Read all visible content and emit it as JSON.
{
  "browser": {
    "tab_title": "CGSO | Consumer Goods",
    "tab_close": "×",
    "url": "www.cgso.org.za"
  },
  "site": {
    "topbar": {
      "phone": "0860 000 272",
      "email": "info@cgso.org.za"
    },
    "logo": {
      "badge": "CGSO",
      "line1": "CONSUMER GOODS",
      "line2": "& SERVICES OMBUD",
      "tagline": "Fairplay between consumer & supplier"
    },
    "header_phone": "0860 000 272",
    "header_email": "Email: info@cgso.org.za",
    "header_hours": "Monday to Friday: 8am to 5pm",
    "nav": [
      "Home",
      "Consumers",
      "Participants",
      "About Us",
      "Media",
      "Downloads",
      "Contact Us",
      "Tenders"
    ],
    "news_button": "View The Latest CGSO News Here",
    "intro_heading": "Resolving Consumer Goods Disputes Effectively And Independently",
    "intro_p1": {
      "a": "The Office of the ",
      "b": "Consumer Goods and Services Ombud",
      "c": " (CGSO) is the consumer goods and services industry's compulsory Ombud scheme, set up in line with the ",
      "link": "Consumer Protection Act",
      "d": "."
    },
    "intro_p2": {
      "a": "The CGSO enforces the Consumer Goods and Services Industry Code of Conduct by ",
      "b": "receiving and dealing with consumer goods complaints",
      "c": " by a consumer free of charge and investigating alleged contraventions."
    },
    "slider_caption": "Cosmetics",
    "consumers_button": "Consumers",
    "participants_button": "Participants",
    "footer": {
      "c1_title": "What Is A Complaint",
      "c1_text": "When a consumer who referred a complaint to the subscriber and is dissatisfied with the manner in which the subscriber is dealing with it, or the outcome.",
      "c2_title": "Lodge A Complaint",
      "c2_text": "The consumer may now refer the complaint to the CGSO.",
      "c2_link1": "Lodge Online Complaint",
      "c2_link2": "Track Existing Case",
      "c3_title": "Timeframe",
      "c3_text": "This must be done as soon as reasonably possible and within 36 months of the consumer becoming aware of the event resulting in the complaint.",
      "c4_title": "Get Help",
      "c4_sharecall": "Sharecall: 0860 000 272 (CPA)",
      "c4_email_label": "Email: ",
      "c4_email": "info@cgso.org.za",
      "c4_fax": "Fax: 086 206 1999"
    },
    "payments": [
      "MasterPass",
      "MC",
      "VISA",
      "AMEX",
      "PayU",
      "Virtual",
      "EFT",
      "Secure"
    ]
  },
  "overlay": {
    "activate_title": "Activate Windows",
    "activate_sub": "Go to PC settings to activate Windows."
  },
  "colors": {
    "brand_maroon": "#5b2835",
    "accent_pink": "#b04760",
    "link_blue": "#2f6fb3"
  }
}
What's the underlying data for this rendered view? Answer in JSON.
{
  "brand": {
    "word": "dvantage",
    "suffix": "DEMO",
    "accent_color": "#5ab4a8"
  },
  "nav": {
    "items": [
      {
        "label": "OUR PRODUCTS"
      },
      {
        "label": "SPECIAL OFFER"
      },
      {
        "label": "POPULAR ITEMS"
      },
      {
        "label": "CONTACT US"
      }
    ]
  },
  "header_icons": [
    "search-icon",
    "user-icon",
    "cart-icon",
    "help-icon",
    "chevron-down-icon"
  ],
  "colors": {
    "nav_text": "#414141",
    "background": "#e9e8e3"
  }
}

* [WHAT TO DO]
Write out the whole listing exactly.

* [REPLY TO THE TASK]
Read all visible content and emit it as JSON.
{
  "browser": {
    "tab_title": "CGSO | Consumer Goods",
    "tab_close": "×",
    "url": "www.cgso.org.za"
  },
  "site": {
    "topbar": {
      "phone": "0860 000 272",
      "email": "info@cgso.org.za"
    },
    "logo": {
      "badge": "CGSO",
      "line1": "CONSUMER GOODS",
      "line2": "& SERVICES OMBUD",
      "tagline": "Fairplay between consumer & supplier"
    },
    "header_phone": "0860 000 272",
    "header_email": "Email: info@cgso.org.za",
    "header_hours": "Monday to Friday: 8am to 5pm",
    "nav": [
      "Home",
      "Consumers",
      "Participants",
      "About Us",
      "Media",
      "Downloads",
      "Contact Us",
      "Tenders"
    ],
    "news_button": "View The Latest CGSO News Here",
    "intro_heading": "Resolving Consumer Goods Disputes Effectively And Independently",
    "intro_p1": {
      "a": "The Office of the ",
      "b": "Consumer Goods and Services Ombud",
      "c": " (CGSO) is the consumer goods and services industry's compulsory Ombud scheme, set up in line with the ",
      "link": "Consumer Protection Act",
      "d": "."
    },
    "intro_p2": {
      "a": "The CGSO enforces the Consumer Goods and Services Industry Code of Conduct by ",
      "b": "receiving and dealing with consumer goods complaints",
      "c": " by a consumer free of charge and investigating alleged contraventions."
    },
    "slider_caption": "Cosmetics",
    "consumers_button": "Consumers",
    "participants_button": "Participants",
    "footer": {
      "c1_title": "What Is A Complaint",
      "c1_text": "When a consumer who referred a complaint to the subscriber and is dissatisfied with the manner in which the subscriber is dealing with it, or the outcome.",
      "c2_title": "Lodge A Complaint",
      "c2_text": "The consumer may now refer the complaint to the CGSO.",
      "c2_link1": "Lodge Online Complaint",
      "c2_link2": "Track Existing Case",
      "c3_title": "Timeframe",
      "c3_text": "This must be done as soon as reasonably possible and within 36 months of the consumer becoming aware of the event resulting in the complaint.",
      "c4_title": "Get Help",
      "c4_sharecall": "Sharecall: 0860 000 272 (CPA)",
      "c4_email_label": "Email: ",
      "c4_email": "info@cgso.org.za",
      "c4_fax": "Fax: 086 206 1999"
    },
    "payments": [
      "MasterPass",
      "MC",
      "VISA",
      "AMEX",
      "PayU",
      "Virtual",
      "EFT",
      "Secure"
    ]
  },
  "overlay": {
    "activate_title": "Activate Windows",
    "activate_sub": "Go to PC settings to activate Windows."
  },
  "colors": {
    "brand_maroon": "#5b2835",
    "accent_pink": "#b04760",
    "link_blue": "#2f6fb3"
  }
}
What's the underlying data for this rendered view? Answer in JSON.
{
  "brand": {
    "word": "dvantage",
    "suffix": "DEMO",
    "accent_color": "#5ab4a8"
  },
  "nav": {
    "items": [
      {
        "label": "OUR PRODUCTS"
      },
      {
        "label": "SPECIAL OFFER"
      },
      {
        "label": "POPULAR ITEMS"
      },
      {
        "label": "CONTACT US"
      }
    ]
  },
  "header_icons": [
    "search-icon",
    "user-icon",
    "cart-icon",
    "help-icon",
    "chevron-down-icon"
  ],
  "colors": {
    "nav_text": "#414141",
    "background": "#e9e8e3"
  }
}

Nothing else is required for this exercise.